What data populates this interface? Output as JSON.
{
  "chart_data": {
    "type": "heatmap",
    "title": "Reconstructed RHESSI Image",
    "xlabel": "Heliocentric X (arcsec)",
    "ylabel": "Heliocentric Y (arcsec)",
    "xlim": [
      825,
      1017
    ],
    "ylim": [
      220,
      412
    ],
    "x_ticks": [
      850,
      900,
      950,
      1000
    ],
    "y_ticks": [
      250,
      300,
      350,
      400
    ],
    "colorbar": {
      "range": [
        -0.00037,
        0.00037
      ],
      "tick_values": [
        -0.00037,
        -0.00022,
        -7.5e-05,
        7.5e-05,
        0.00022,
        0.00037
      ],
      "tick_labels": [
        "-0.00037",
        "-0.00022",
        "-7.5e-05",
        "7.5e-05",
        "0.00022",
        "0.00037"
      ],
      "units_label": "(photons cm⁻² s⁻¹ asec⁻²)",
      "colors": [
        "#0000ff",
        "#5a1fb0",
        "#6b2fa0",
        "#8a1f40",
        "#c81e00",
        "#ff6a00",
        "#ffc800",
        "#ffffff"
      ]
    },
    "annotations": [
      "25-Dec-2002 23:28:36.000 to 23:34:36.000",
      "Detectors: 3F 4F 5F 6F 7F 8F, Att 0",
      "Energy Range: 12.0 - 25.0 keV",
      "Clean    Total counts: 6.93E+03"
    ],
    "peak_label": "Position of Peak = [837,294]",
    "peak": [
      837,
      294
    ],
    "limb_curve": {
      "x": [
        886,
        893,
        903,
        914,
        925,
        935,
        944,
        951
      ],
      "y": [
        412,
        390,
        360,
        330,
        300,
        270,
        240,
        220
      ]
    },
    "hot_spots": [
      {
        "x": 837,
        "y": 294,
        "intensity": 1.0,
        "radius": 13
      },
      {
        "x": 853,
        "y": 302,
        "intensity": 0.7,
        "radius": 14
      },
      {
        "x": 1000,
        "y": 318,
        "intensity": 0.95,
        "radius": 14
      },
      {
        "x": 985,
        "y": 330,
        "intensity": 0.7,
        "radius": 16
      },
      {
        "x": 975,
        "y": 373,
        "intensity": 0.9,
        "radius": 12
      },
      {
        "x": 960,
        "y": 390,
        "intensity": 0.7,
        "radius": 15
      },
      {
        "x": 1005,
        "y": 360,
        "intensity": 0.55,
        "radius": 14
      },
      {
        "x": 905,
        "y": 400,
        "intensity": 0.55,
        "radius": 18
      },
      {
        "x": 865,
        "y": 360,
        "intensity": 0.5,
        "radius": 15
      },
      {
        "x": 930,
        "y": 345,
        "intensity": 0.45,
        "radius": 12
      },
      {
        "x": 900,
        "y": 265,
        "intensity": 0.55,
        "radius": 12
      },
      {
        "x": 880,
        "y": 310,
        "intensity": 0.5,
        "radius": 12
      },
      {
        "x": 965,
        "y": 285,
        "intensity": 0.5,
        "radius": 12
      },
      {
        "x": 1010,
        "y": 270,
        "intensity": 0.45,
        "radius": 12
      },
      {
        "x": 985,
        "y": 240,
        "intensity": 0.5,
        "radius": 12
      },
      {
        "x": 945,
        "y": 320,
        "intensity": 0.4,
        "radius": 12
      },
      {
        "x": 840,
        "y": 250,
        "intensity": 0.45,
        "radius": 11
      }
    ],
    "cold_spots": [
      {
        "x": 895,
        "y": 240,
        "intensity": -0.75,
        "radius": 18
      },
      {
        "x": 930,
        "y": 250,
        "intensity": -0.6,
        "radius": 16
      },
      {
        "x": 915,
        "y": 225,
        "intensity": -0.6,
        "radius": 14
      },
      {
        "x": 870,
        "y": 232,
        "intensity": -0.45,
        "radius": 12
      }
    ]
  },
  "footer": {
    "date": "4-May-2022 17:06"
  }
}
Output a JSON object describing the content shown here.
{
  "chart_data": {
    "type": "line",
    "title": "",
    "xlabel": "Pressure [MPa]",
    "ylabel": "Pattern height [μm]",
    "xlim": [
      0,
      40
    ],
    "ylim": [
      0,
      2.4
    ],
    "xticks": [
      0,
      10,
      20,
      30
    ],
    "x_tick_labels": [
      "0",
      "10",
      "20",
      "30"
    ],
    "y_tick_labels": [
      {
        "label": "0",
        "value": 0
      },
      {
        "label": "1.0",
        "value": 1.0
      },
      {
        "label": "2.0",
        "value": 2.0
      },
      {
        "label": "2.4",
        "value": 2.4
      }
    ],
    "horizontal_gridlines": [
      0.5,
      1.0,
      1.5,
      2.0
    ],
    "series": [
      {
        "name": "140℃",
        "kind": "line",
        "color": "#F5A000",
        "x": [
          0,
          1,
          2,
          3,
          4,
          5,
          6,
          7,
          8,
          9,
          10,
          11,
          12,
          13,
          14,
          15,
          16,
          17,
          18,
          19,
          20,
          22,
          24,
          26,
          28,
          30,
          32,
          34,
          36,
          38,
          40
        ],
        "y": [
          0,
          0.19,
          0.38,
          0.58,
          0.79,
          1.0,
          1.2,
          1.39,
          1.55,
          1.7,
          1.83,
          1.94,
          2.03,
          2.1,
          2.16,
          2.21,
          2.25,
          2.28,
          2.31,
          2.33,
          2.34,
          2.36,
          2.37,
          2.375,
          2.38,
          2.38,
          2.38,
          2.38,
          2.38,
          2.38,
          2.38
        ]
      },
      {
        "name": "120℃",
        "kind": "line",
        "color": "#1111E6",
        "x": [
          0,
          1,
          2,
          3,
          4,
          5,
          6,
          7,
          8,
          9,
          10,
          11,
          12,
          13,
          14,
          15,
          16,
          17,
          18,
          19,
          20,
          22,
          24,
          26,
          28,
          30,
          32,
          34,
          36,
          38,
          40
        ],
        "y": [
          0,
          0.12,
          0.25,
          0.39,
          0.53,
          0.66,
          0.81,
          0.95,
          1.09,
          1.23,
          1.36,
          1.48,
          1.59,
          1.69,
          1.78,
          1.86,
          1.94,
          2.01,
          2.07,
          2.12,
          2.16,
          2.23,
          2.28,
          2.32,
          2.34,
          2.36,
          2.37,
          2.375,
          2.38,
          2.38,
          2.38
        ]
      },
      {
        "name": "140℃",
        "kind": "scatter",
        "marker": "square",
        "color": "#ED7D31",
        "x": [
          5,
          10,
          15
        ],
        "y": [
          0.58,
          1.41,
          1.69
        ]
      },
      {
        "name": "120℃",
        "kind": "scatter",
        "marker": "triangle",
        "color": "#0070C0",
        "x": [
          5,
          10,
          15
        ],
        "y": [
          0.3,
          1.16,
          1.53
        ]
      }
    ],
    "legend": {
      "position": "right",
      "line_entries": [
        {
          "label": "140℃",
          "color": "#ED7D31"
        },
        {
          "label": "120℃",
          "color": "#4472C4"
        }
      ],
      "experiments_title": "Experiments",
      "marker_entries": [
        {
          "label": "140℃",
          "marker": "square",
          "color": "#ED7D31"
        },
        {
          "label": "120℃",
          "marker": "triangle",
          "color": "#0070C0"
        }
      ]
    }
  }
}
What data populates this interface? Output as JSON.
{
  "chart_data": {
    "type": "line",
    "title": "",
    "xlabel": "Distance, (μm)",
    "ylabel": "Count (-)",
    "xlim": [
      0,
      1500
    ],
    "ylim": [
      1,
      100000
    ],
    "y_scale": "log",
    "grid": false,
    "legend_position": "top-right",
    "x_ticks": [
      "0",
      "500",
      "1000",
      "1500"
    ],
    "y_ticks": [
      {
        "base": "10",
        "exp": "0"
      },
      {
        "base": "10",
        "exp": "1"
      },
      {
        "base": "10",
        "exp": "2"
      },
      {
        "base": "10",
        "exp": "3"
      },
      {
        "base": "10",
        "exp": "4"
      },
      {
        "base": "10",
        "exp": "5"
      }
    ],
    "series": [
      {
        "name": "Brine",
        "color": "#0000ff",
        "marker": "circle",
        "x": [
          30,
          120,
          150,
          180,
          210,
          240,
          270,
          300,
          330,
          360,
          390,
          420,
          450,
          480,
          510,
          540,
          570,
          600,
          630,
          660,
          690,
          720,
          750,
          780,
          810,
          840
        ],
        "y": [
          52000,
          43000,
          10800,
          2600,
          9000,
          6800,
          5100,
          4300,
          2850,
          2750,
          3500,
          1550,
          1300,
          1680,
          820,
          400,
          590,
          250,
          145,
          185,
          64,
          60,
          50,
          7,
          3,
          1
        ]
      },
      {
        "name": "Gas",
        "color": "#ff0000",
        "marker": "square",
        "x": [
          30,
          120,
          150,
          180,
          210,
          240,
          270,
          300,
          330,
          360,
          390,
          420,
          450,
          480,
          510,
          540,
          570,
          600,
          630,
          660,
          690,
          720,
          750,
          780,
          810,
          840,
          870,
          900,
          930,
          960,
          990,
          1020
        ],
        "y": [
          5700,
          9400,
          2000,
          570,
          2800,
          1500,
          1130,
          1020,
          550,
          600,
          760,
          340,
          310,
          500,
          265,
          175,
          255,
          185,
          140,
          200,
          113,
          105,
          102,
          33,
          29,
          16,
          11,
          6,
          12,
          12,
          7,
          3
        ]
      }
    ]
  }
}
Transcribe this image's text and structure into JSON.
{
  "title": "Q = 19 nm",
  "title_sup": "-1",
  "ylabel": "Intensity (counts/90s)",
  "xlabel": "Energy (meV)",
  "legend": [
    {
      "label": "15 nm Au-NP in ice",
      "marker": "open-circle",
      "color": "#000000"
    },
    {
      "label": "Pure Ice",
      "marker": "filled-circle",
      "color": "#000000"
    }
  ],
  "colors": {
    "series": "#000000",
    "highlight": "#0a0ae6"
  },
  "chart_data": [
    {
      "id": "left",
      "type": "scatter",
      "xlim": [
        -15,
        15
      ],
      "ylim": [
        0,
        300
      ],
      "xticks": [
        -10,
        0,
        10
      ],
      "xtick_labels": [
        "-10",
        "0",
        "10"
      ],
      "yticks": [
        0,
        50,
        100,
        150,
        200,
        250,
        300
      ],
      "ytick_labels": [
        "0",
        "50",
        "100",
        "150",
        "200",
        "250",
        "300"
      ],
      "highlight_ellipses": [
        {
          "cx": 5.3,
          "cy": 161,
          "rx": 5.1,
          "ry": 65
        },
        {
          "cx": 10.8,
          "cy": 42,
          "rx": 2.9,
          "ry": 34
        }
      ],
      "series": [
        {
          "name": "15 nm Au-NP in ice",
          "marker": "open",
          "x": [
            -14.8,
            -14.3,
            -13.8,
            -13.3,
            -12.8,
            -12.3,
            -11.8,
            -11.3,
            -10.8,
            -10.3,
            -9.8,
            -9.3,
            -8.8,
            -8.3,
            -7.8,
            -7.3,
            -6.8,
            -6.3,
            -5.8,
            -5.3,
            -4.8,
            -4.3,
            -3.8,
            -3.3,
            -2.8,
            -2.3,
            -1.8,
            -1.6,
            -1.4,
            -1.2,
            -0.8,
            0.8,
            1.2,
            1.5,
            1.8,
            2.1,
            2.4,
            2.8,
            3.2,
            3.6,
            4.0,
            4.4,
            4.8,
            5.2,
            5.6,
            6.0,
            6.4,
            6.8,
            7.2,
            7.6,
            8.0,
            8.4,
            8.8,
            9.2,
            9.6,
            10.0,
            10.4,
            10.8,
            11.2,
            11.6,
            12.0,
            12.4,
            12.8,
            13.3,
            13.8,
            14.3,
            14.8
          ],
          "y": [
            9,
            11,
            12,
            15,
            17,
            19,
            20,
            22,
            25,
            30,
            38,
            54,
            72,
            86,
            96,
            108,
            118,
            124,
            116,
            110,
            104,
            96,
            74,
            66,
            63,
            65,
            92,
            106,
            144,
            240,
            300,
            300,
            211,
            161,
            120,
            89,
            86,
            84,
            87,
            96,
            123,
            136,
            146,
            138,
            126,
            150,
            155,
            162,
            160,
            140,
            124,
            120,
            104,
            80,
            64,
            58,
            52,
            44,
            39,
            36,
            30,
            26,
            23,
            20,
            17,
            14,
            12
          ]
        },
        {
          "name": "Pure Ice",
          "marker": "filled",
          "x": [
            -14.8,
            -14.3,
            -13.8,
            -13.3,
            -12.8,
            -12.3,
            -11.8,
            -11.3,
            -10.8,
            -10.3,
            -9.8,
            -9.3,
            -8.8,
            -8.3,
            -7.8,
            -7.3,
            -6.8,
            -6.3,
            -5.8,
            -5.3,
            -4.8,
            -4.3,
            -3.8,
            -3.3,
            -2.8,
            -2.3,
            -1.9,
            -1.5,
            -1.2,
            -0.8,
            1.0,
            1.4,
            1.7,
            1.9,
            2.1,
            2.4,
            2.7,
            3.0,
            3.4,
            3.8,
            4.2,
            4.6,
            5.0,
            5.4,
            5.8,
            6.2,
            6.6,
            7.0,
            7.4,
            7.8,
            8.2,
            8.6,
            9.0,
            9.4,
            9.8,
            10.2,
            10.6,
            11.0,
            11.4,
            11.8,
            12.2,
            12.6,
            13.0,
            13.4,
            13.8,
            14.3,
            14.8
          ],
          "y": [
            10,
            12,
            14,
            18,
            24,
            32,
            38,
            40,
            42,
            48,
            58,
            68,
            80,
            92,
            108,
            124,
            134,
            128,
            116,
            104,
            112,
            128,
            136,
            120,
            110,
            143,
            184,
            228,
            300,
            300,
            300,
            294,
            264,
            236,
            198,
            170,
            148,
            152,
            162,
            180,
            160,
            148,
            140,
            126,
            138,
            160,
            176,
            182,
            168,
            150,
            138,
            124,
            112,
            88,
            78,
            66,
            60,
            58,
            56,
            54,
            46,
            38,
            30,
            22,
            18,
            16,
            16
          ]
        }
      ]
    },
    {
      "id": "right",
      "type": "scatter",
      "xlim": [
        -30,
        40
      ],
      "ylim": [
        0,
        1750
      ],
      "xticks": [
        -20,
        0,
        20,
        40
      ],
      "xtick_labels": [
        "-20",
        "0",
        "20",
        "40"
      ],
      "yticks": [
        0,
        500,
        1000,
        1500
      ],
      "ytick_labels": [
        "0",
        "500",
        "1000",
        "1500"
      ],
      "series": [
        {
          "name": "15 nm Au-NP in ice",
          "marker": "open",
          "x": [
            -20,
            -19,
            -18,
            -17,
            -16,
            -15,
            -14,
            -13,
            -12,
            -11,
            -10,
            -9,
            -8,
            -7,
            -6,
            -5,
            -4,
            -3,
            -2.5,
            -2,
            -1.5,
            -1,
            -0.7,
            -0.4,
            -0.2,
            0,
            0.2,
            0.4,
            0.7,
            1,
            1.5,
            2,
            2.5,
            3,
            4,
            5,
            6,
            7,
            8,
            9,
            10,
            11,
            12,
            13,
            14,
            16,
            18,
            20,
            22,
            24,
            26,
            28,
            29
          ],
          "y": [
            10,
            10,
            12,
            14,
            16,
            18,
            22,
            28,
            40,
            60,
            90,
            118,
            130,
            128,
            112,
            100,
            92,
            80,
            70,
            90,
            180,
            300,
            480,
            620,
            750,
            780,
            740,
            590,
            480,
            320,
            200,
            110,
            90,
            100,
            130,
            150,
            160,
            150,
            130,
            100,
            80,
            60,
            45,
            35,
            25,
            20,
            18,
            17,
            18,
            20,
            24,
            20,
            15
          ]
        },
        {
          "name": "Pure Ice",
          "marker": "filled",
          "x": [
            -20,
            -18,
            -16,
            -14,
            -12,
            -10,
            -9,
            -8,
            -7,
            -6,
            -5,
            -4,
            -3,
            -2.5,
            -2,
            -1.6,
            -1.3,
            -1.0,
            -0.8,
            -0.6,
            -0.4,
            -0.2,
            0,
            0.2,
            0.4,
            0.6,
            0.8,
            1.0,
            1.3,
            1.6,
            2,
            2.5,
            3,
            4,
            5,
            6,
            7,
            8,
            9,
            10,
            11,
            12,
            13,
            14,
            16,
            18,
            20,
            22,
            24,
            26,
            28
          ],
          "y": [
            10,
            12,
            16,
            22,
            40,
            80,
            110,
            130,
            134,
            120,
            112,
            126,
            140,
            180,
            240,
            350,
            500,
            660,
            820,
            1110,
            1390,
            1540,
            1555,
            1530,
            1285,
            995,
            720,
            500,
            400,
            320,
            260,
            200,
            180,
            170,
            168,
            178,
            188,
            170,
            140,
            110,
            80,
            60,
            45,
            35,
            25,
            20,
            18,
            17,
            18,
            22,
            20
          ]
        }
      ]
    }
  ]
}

» What needs to be done: Show the lines from the data above that contain the string "JSON".

» Full output:
What data populates this interface? Output as JSON.
Output a JSON object describing the content shown here.
What data populates this interface? Output as JSON.
Transcribe this image's text and structure into JSON.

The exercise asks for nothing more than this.